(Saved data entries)
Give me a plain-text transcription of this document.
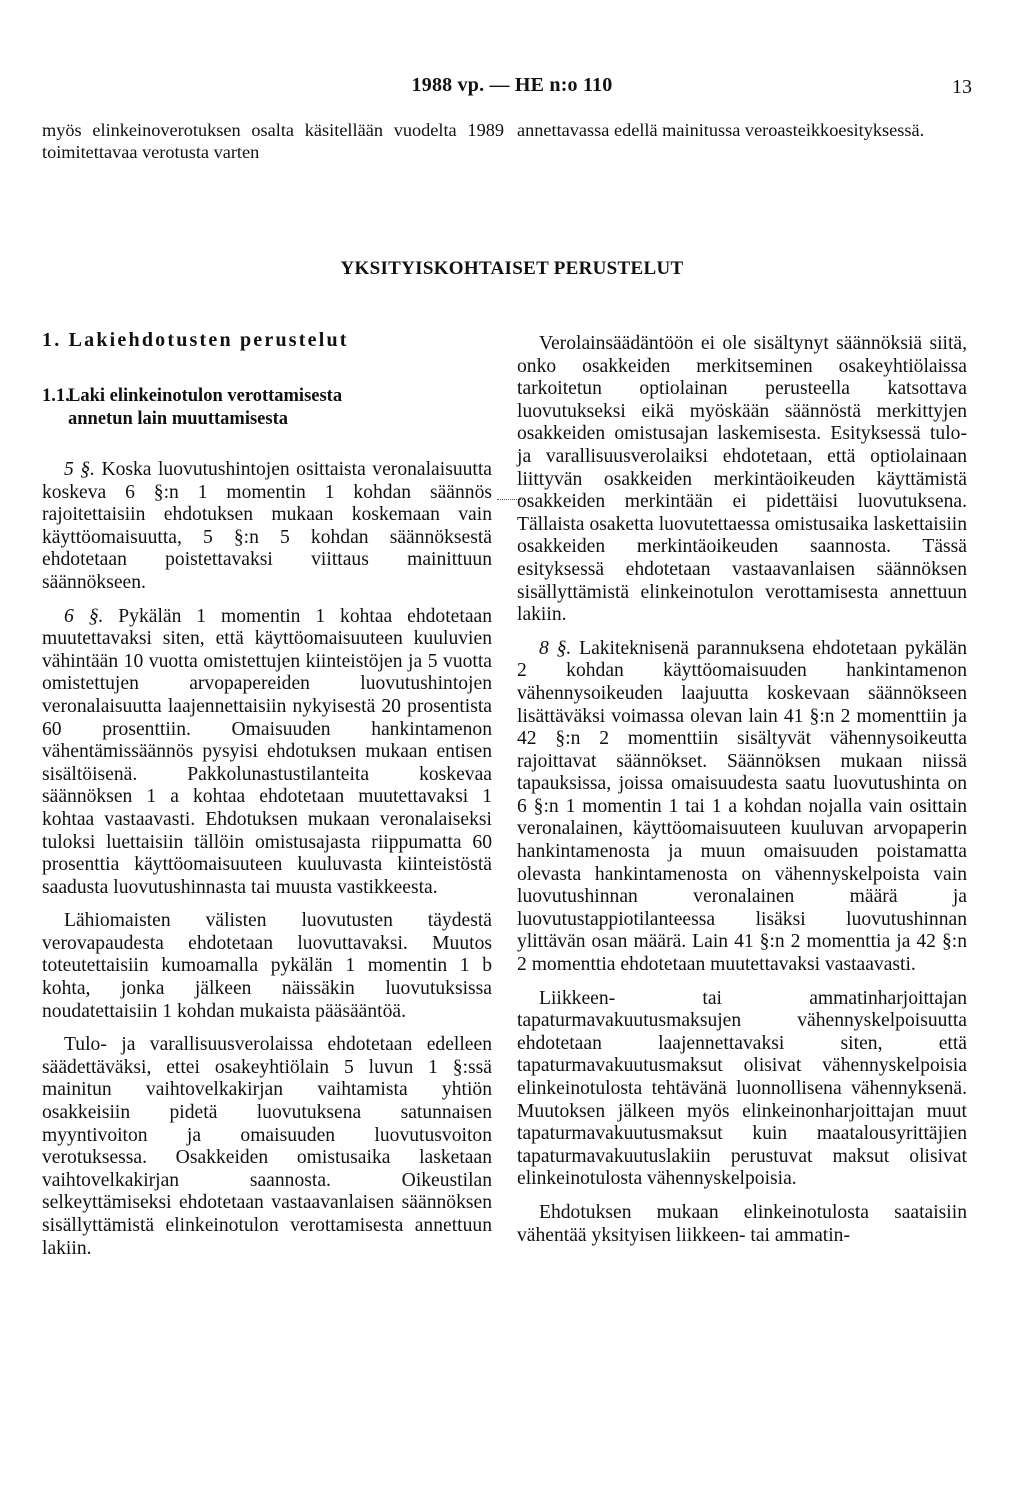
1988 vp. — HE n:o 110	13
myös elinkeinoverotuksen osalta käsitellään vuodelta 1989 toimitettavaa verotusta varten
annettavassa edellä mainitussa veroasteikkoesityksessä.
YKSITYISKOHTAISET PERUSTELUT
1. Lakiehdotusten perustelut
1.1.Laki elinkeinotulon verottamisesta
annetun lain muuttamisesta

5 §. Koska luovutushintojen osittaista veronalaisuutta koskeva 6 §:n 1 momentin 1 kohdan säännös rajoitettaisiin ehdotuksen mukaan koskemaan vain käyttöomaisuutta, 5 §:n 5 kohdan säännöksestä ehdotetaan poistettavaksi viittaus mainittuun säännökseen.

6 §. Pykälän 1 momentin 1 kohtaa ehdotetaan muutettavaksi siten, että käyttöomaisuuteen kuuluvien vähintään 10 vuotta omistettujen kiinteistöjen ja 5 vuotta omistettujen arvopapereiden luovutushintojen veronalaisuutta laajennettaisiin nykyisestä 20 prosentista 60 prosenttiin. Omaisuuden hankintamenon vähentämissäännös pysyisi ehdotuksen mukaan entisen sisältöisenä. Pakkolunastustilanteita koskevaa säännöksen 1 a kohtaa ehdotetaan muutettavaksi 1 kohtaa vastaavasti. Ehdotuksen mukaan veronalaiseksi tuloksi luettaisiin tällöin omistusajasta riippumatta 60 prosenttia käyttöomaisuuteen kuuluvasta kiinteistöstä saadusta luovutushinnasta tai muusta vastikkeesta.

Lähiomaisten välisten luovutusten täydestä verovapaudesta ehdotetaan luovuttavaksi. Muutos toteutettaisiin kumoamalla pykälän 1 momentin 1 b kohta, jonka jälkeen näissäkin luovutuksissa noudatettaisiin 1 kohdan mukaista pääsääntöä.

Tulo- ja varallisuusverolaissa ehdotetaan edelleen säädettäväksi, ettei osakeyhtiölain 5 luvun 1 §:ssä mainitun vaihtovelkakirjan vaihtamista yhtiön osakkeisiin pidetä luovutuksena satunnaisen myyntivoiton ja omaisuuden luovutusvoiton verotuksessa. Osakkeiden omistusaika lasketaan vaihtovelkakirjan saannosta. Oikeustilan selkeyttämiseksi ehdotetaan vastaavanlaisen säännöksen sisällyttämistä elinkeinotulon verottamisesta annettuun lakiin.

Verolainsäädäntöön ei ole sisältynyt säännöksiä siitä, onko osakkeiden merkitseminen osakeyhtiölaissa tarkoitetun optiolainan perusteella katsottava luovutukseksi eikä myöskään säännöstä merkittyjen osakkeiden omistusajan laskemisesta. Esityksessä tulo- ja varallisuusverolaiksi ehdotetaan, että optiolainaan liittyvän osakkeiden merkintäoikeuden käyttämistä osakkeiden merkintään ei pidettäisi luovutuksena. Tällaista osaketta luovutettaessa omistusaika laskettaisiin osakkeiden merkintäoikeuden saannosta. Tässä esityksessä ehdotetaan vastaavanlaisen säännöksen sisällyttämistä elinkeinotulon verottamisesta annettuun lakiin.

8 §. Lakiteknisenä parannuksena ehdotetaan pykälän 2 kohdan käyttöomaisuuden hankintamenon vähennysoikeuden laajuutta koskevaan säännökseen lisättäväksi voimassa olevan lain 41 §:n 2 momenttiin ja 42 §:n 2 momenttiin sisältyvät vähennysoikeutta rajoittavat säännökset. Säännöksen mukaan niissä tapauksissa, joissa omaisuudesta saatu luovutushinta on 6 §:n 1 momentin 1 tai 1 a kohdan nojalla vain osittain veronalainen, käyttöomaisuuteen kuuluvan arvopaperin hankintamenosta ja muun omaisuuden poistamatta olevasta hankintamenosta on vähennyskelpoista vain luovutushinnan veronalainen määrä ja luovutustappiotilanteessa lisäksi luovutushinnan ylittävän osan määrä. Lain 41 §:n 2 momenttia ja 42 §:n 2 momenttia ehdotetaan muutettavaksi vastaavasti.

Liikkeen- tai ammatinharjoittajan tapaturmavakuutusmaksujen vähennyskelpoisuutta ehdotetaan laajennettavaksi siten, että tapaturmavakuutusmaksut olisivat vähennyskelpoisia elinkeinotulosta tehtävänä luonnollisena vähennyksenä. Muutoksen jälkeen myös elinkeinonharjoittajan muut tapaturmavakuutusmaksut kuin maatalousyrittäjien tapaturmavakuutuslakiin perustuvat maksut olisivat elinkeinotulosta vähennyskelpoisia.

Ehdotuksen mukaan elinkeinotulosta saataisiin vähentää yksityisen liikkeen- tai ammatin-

- _Aim_: Retype the entries word for word. Omit any images.

- _Written solution_:
Give me a plain-text transcription of this document.
1988 vp. — HE n:o 110	13
myös elinkeinoverotuksen osalta käsitellään vuodelta 1989 toimitettavaa verotusta varten
annettavassa edellä mainitussa veroasteikkoesityksessä.
YKSITYISKOHTAISET PERUSTELUT
1. Lakiehdotusten perustelut
1.1.Laki elinkeinotulon verottamisesta
annetun lain muuttamisesta

5 §. Koska luovutushintojen osittaista veronalaisuutta koskeva 6 §:n 1 momentin 1 kohdan säännös rajoitettaisiin ehdotuksen mukaan koskemaan vain käyttöomaisuutta, 5 §:n 5 kohdan säännöksestä ehdotetaan poistettavaksi viittaus mainittuun säännökseen.

6 §. Pykälän 1 momentin 1 kohtaa ehdotetaan muutettavaksi siten, että käyttöomaisuuteen kuuluvien vähintään 10 vuotta omistettujen kiinteistöjen ja 5 vuotta omistettujen arvopapereiden luovutushintojen veronalaisuutta laajennettaisiin nykyisestä 20 prosentista 60 prosenttiin. Omaisuuden hankintamenon vähentämissäännös pysyisi ehdotuksen mukaan entisen sisältöisenä. Pakkolunastustilanteita koskevaa säännöksen 1 a kohtaa ehdotetaan muutettavaksi 1 kohtaa vastaavasti. Ehdotuksen mukaan veronalaiseksi tuloksi luettaisiin tällöin omistusajasta riippumatta 60 prosenttia käyttöomaisuuteen kuuluvasta kiinteistöstä saadusta luovutushinnasta tai muusta vastikkeesta.

Lähiomaisten välisten luovutusten täydestä verovapaudesta ehdotetaan luovuttavaksi. Muutos toteutettaisiin kumoamalla pykälän 1 momentin 1 b kohta, jonka jälkeen näissäkin luovutuksissa noudatettaisiin 1 kohdan mukaista pääsääntöä.

Tulo- ja varallisuusverolaissa ehdotetaan edelleen säädettäväksi, ettei osakeyhtiölain 5 luvun 1 §:ssä mainitun vaihtovelkakirjan vaihtamista yhtiön osakkeisiin pidetä luovutuksena satunnaisen myyntivoiton ja omaisuuden luovutusvoiton verotuksessa. Osakkeiden omistusaika lasketaan vaihtovelkakirjan saannosta. Oikeustilan selkeyttämiseksi ehdotetaan vastaavanlaisen säännöksen sisällyttämistä elinkeinotulon verottamisesta annettuun lakiin.

Verolainsäädäntöön ei ole sisältynyt säännöksiä siitä, onko osakkeiden merkitseminen osakeyhtiölaissa tarkoitetun optiolainan perusteella katsottava luovutukseksi eikä myöskään säännöstä merkittyjen osakkeiden omistusajan laskemisesta. Esityksessä tulo- ja varallisuusverolaiksi ehdotetaan, että optiolainaan liittyvän osakkeiden merkintäoikeuden käyttämistä osakkeiden merkintään ei pidettäisi luovutuksena. Tällaista osaketta luovutettaessa omistusaika laskettaisiin osakkeiden merkintäoikeuden saannosta. Tässä esityksessä ehdotetaan vastaavanlaisen säännöksen sisällyttämistä elinkeinotulon verottamisesta annettuun lakiin.

8 §. Lakiteknisenä parannuksena ehdotetaan pykälän 2 kohdan käyttöomaisuuden hankintamenon vähennysoikeuden laajuutta koskevaan säännökseen lisättäväksi voimassa olevan lain 41 §:n 2 momenttiin ja 42 §:n 2 momenttiin sisältyvät vähennysoikeutta rajoittavat säännökset. Säännöksen mukaan niissä tapauksissa, joissa omaisuudesta saatu luovutushinta on 6 §:n 1 momentin 1 tai 1 a kohdan nojalla vain osittain veronalainen, käyttöomaisuuteen kuuluvan arvopaperin hankintamenosta ja muun omaisuuden poistamatta olevasta hankintamenosta on vähennyskelpoista vain luovutushinnan veronalainen määrä ja luovutustappiotilanteessa lisäksi luovutushinnan ylittävän osan määrä. Lain 41 §:n 2 momenttia ja 42 §:n 2 momenttia ehdotetaan muutettavaksi vastaavasti.

Liikkeen- tai ammatinharjoittajan tapaturmavakuutusmaksujen vähennyskelpoisuutta ehdotetaan laajennettavaksi siten, että tapaturmavakuutusmaksut olisivat vähennyskelpoisia elinkeinotulosta tehtävänä luonnollisena vähennyksenä. Muutoksen jälkeen myös elinkeinonharjoittajan muut tapaturmavakuutusmaksut kuin maatalousyrittäjien tapaturmavakuutuslakiin perustuvat maksut olisivat elinkeinotulosta vähennyskelpoisia.

Ehdotuksen mukaan elinkeinotulosta saataisiin vähentää yksityisen liikkeen- tai ammatin-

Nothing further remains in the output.